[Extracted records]
☆ ☆ ☆

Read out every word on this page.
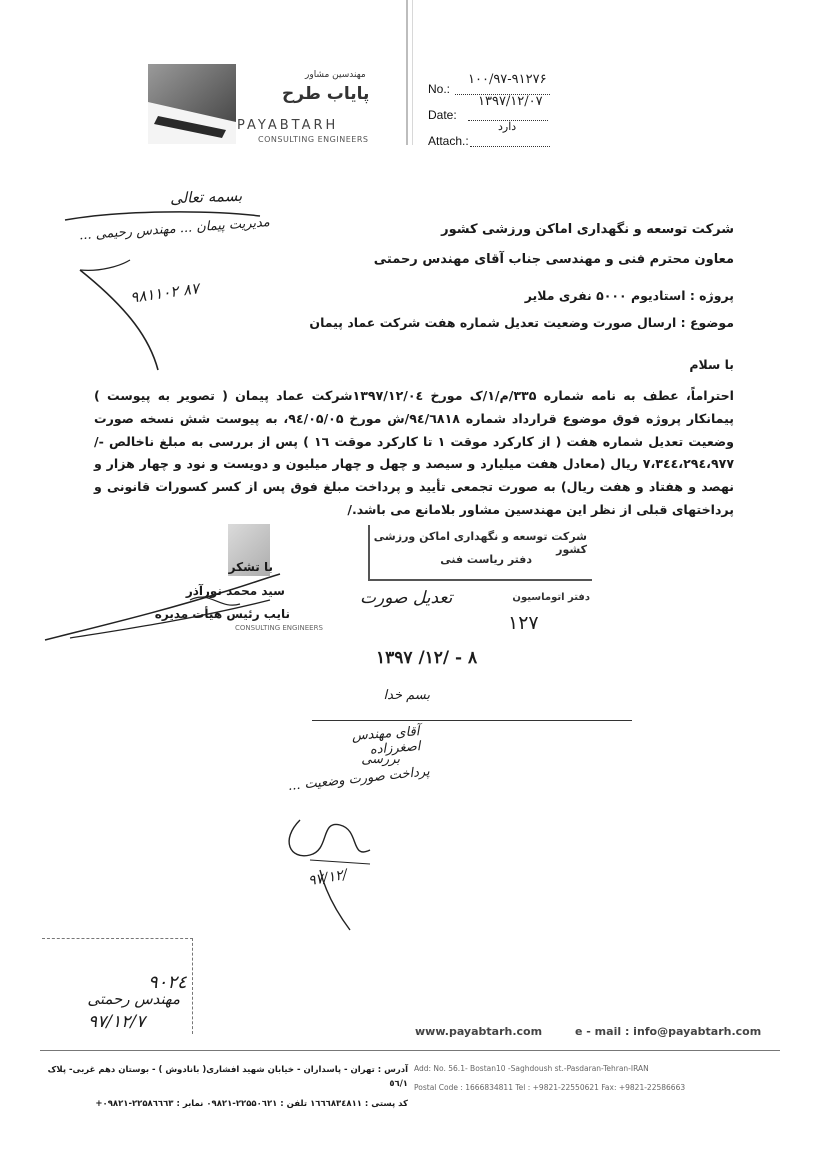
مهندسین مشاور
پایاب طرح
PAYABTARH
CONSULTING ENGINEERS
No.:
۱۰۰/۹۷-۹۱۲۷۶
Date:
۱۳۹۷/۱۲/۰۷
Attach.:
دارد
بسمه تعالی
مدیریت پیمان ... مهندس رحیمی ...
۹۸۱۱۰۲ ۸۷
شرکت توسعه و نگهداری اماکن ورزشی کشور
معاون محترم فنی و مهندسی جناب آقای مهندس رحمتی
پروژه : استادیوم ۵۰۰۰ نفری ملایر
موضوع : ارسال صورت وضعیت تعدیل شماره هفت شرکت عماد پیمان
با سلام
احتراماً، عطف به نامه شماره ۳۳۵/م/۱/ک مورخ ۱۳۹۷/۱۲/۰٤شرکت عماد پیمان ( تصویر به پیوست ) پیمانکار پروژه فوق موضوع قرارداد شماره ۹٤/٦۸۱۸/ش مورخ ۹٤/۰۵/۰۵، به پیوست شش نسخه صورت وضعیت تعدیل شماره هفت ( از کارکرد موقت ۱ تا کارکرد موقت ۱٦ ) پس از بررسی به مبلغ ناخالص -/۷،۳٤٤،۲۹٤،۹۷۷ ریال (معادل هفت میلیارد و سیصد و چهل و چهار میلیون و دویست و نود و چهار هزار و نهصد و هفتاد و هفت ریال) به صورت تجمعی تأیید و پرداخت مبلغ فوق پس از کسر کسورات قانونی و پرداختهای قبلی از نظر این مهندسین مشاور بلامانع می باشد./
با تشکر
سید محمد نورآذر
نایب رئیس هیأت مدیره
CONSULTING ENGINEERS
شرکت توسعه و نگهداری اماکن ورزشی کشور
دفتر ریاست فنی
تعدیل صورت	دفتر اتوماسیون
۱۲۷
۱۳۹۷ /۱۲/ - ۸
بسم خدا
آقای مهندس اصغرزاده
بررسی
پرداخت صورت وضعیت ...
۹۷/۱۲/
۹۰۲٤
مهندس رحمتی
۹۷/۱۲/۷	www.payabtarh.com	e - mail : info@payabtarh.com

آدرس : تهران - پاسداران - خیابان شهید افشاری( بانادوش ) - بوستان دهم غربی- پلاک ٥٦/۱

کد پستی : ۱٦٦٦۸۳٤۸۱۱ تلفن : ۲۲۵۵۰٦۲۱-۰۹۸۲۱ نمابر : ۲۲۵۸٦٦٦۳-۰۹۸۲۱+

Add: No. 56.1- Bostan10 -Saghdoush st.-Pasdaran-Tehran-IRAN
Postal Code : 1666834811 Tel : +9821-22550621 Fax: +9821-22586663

☆ ☆ ☆

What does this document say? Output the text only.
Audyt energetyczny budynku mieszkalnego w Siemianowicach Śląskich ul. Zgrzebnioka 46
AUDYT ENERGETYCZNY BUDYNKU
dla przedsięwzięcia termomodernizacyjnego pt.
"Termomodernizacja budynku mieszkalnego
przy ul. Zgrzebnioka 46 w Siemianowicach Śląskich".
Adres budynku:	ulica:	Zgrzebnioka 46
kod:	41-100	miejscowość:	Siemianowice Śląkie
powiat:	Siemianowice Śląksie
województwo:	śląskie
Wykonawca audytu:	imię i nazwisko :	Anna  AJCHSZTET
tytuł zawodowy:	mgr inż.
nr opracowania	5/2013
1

☆ ☆ ☆

In the records above, collect each line with "رحمتی".

معاون محترم فنی و مهندسی جناب آقای مهندس رحمتی
مهندس رحمتی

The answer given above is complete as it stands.